Task:
Write out the entire listing below exactly as it appears, minus any pictures.

Dataset excerpts:
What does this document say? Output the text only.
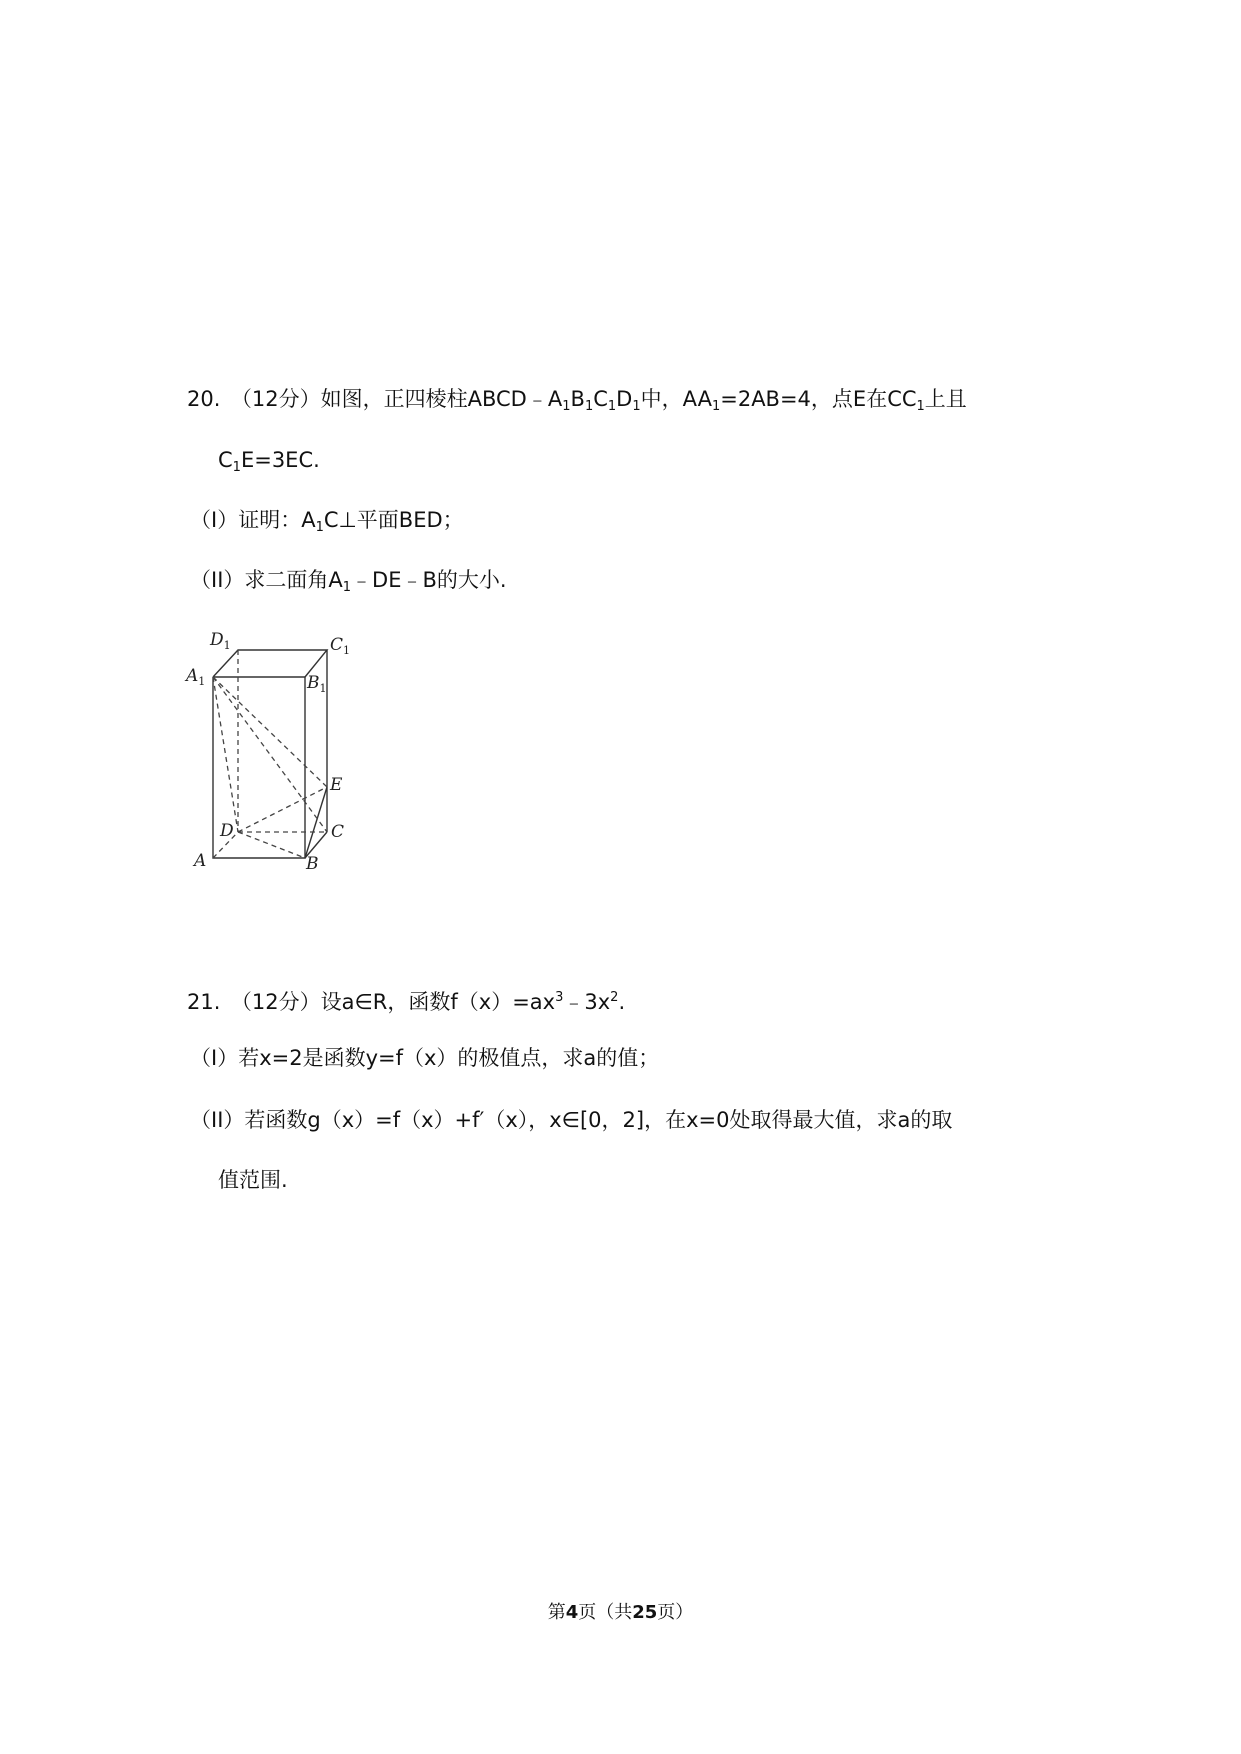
20.　（12分）如图，正四棱柱$ABCD﹣A_1B_1C_1D_1$中，$AA_1=2AB=4$，点E在$CC_1$上且
$C_1E=3EC$.
（I）证明：$A_1C\perp$平面BED；
（II）求二面角$A_1﹣DE﹣B$的大小.
$D_1$	$C_1$
$A_1$	$B_1$
E
D	C
A	B
21.　（12分）设a∈R，函数$f(x)=ax^3﹣3x^2$.
（I）若x=2是函数y=f（x）的极值点，求a的值；
（II）若函数g（x）=f（x）+f′（x），x∈[0，2]，在x=0处取得最大值，求a的取
值范围.
第4页（共25页）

Result of this task:
What does this document say? Output the text only.
20.　（12分）如图，正四棱柱$ABCD﹣A_1B_1C_1D_1$中，$AA_1=2AB=4$，点E在$CC_1$上且
$C_1E=3EC$.
（I）证明：$A_1C\perp$平面BED；
（II）求二面角$A_1﹣DE﹣B$的大小.
$D_1$	$C_1$
$A_1$	$B_1$
E
D	C
A	B
21.　（12分）设a∈R，函数$f(x)=ax^3﹣3x^2$.
（I）若x=2是函数y=f（x）的极值点，求a的值；
（II）若函数g（x）=f（x）+f′（x），x∈[0，2]，在x=0处取得最大值，求a的取
值范围.
第4页（共25页）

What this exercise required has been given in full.